[A block of data]
========================================

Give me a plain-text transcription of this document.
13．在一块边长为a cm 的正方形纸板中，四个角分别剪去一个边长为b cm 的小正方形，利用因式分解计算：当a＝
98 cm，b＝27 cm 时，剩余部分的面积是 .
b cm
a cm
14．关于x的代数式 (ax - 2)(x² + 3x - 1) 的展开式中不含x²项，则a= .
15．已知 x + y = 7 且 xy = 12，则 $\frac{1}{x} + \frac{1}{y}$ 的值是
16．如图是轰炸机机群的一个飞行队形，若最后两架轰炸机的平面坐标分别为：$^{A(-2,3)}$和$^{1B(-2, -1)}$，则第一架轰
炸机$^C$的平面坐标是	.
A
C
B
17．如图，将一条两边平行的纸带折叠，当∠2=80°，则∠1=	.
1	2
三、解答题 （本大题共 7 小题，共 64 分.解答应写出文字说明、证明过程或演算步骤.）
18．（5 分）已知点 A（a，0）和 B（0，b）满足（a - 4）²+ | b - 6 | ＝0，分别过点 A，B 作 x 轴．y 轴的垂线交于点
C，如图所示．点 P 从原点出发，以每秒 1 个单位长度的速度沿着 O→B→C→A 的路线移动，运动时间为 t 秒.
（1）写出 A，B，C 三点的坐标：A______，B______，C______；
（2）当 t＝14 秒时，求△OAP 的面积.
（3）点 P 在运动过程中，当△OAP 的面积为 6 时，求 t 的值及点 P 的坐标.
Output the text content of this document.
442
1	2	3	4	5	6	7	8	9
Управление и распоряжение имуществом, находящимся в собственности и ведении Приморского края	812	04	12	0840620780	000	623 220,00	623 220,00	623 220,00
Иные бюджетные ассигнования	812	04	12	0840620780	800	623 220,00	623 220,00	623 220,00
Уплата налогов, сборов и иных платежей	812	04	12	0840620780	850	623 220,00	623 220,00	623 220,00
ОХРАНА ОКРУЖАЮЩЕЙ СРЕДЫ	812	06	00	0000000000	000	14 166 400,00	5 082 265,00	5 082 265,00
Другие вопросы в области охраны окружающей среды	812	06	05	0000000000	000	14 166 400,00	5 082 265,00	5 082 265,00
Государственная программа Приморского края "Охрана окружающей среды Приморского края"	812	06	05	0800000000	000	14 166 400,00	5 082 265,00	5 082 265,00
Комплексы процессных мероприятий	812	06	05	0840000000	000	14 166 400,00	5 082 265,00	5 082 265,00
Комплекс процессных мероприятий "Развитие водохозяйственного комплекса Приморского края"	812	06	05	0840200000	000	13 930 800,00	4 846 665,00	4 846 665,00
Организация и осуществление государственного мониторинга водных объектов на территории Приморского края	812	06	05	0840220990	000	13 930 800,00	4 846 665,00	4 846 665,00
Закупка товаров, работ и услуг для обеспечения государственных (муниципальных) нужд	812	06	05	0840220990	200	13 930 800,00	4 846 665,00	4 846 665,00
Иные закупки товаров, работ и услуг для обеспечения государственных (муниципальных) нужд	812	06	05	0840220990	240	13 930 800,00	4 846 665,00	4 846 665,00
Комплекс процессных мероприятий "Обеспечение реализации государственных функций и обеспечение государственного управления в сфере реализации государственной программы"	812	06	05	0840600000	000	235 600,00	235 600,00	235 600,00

========================================

__Stated task__. Give back all the data exactly as written.

__Exercise output__.
Give me a plain-text transcription of this document.
13．在一块边长为a cm 的正方形纸板中，四个角分别剪去一个边长为b cm 的小正方形，利用因式分解计算：当a＝
98 cm，b＝27 cm 时，剩余部分的面积是 .
b cm
a cm
14．关于x的代数式 (ax - 2)(x² + 3x - 1) 的展开式中不含x²项，则a= .
15．已知 x + y = 7 且 xy = 12，则 $\frac{1}{x} + \frac{1}{y}$ 的值是
16．如图是轰炸机机群的一个飞行队形，若最后两架轰炸机的平面坐标分别为：$^{A(-2,3)}$和$^{1B(-2, -1)}$，则第一架轰
炸机$^C$的平面坐标是	.
A
C
B
17．如图，将一条两边平行的纸带折叠，当∠2=80°，则∠1=	.
1	2
三、解答题 （本大题共 7 小题，共 64 分.解答应写出文字说明、证明过程或演算步骤.）
18．（5 分）已知点 A（a，0）和 B（0，b）满足（a - 4）²+ | b - 6 | ＝0，分别过点 A，B 作 x 轴．y 轴的垂线交于点
C，如图所示．点 P 从原点出发，以每秒 1 个单位长度的速度沿着 O→B→C→A 的路线移动，运动时间为 t 秒.
（1）写出 A，B，C 三点的坐标：A______，B______，C______；
（2）当 t＝14 秒时，求△OAP 的面积.
（3）点 P 在运动过程中，当△OAP 的面积为 6 时，求 t 的值及点 P 的坐标.
Output the text content of this document.
442
1	2	3	4	5	6	7	8	9
Управление и распоряжение имуществом, находящимся в собственности и ведении Приморского края	812	04	12	0840620780	000	623 220,00	623 220,00	623 220,00
Иные бюджетные ассигнования	812	04	12	0840620780	800	623 220,00	623 220,00	623 220,00
Уплата налогов, сборов и иных платежей	812	04	12	0840620780	850	623 220,00	623 220,00	623 220,00
ОХРАНА ОКРУЖАЮЩЕЙ СРЕДЫ	812	06	00	0000000000	000	14 166 400,00	5 082 265,00	5 082 265,00
Другие вопросы в области охраны окружающей среды	812	06	05	0000000000	000	14 166 400,00	5 082 265,00	5 082 265,00
Государственная программа Приморского края "Охрана окружающей среды Приморского края"	812	06	05	0800000000	000	14 166 400,00	5 082 265,00	5 082 265,00
Комплексы процессных мероприятий	812	06	05	0840000000	000	14 166 400,00	5 082 265,00	5 082 265,00
Комплекс процессных мероприятий "Развитие водохозяйственного комплекса Приморского края"	812	06	05	0840200000	000	13 930 800,00	4 846 665,00	4 846 665,00
Организация и осуществление государственного мониторинга водных объектов на территории Приморского края	812	06	05	0840220990	000	13 930 800,00	4 846 665,00	4 846 665,00
Закупка товаров, работ и услуг для обеспечения государственных (муниципальных) нужд	812	06	05	0840220990	200	13 930 800,00	4 846 665,00	4 846 665,00
Иные закупки товаров, работ и услуг для обеспечения государственных (муниципальных) нужд	812	06	05	0840220990	240	13 930 800,00	4 846 665,00	4 846 665,00
Комплекс процессных мероприятий "Обеспечение реализации государственных функций и обеспечение государственного управления в сфере реализации государственной программы"	812	06	05	0840600000	000	235 600,00	235 600,00	235 600,00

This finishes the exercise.